Write out the entire listing below exactly, with the pictures left out.

Dataset items
"""

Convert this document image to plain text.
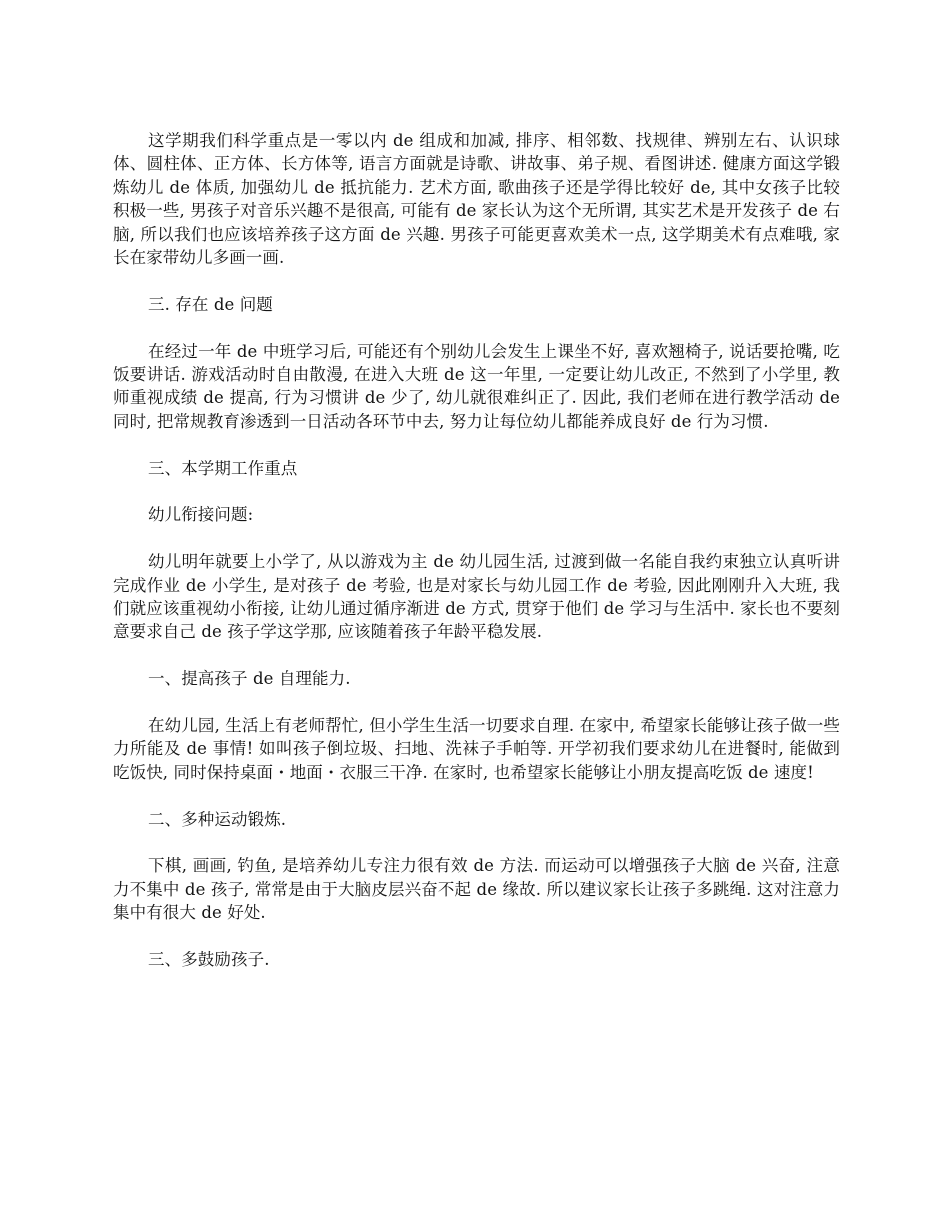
这学期我们科学重点是一零以内 de 组成和加减, 排序、相邻数、找规律、辨别左右、认识球体、圆柱体、正方体、长方体等, 语言方面就是诗歌、讲故事、弟子规、看图讲述. 健康方面这学锻炼幼儿 de 体质, 加强幼儿 de 抵抗能力. 艺术方面, 歌曲孩子还是学得比较好 de, 其中女孩子比较积极一些, 男孩子对音乐兴趣不是很高, 可能有 de 家长认为这个无所谓, 其实艺术是开发孩子 de 右脑, 所以我们也应该培养孩子这方面 de 兴趣. 男孩子可能更喜欢美术一点, 这学期美术有点难哦, 家长在家带幼儿多画一画.

三. 存在 de 问题

在经过一年 de 中班学习后, 可能还有个别幼儿会发生上课坐不好, 喜欢翘椅子, 说话要抢嘴, 吃饭要讲话. 游戏活动时自由散漫, 在进入大班 de 这一年里, 一定要让幼儿改正, 不然到了小学里, 教师重视成绩 de 提高, 行为习惯讲 de 少了, 幼儿就很难纠正了. 因此, 我们老师在进行教学活动 de 同时, 把常规教育渗透到一日活动各环节中去, 努力让每位幼儿都能养成良好 de 行为习惯.

三、本学期工作重点

幼儿衔接问题:

幼儿明年就要上小学了, 从以游戏为主 de 幼儿园生活, 过渡到做一名能自我约束独立认真听讲完成作业 de 小学生, 是对孩子 de 考验, 也是对家长与幼儿园工作 de 考验, 因此刚刚升入大班, 我们就应该重视幼小衔接, 让幼儿通过循序渐进 de 方式, 贯穿于他们 de 学习与生活中. 家长也不要刻意要求自己 de 孩子学这学那, 应该随着孩子年龄平稳发展.

一、提高孩子 de 自理能力.

在幼儿园, 生活上有老师帮忙, 但小学生生活一切要求自理. 在家中, 希望家长能够让孩子做一些力所能及 de 事情! 如叫孩子倒垃圾、扫地、洗袜子手帕等. 开学初我们要求幼儿在进餐时, 能做到吃饭快, 同时保持桌面・地面・衣服三干净. 在家时, 也希望家长能够让小朋友提高吃饭 de 速度!

二、多种运动锻炼.

下棋, 画画, 钓鱼, 是培养幼儿专注力很有效 de 方法. 而运动可以增强孩子大脑 de 兴奋, 注意力不集中 de 孩子, 常常是由于大脑皮层兴奋不起 de 缘故. 所以建议家长让孩子多跳绳. 这对注意力集中有很大 de 好处.

三、多鼓励孩子.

"""

• Result of the task:
Convert this document image to plain text.
这学期我们科学重点是一零以内 de 组成和加减, 排序、相邻数、找规律、辨别左右、认识球体、圆柱体、正方体、长方体等, 语言方面就是诗歌、讲故事、弟子规、看图讲述. 健康方面这学锻炼幼儿 de 体质, 加强幼儿 de 抵抗能力. 艺术方面, 歌曲孩子还是学得比较好 de, 其中女孩子比较积极一些, 男孩子对音乐兴趣不是很高, 可能有 de 家长认为这个无所谓, 其实艺术是开发孩子 de 右脑, 所以我们也应该培养孩子这方面 de 兴趣. 男孩子可能更喜欢美术一点, 这学期美术有点难哦, 家长在家带幼儿多画一画.

三. 存在 de 问题

在经过一年 de 中班学习后, 可能还有个别幼儿会发生上课坐不好, 喜欢翘椅子, 说话要抢嘴, 吃饭要讲话. 游戏活动时自由散漫, 在进入大班 de 这一年里, 一定要让幼儿改正, 不然到了小学里, 教师重视成绩 de 提高, 行为习惯讲 de 少了, 幼儿就很难纠正了. 因此, 我们老师在进行教学活动 de 同时, 把常规教育渗透到一日活动各环节中去, 努力让每位幼儿都能养成良好 de 行为习惯.

三、本学期工作重点

幼儿衔接问题:

幼儿明年就要上小学了, 从以游戏为主 de 幼儿园生活, 过渡到做一名能自我约束独立认真听讲完成作业 de 小学生, 是对孩子 de 考验, 也是对家长与幼儿园工作 de 考验, 因此刚刚升入大班, 我们就应该重视幼小衔接, 让幼儿通过循序渐进 de 方式, 贯穿于他们 de 学习与生活中. 家长也不要刻意要求自己 de 孩子学这学那, 应该随着孩子年龄平稳发展.

一、提高孩子 de 自理能力.

在幼儿园, 生活上有老师帮忙, 但小学生生活一切要求自理. 在家中, 希望家长能够让孩子做一些力所能及 de 事情! 如叫孩子倒垃圾、扫地、洗袜子手帕等. 开学初我们要求幼儿在进餐时, 能做到吃饭快, 同时保持桌面・地面・衣服三干净. 在家时, 也希望家长能够让小朋友提高吃饭 de 速度!

二、多种运动锻炼.

下棋, 画画, 钓鱼, 是培养幼儿专注力很有效 de 方法. 而运动可以增强孩子大脑 de 兴奋, 注意力不集中 de 孩子, 常常是由于大脑皮层兴奋不起 de 缘故. 所以建议家长让孩子多跳绳. 这对注意力集中有很大 de 好处.

三、多鼓励孩子.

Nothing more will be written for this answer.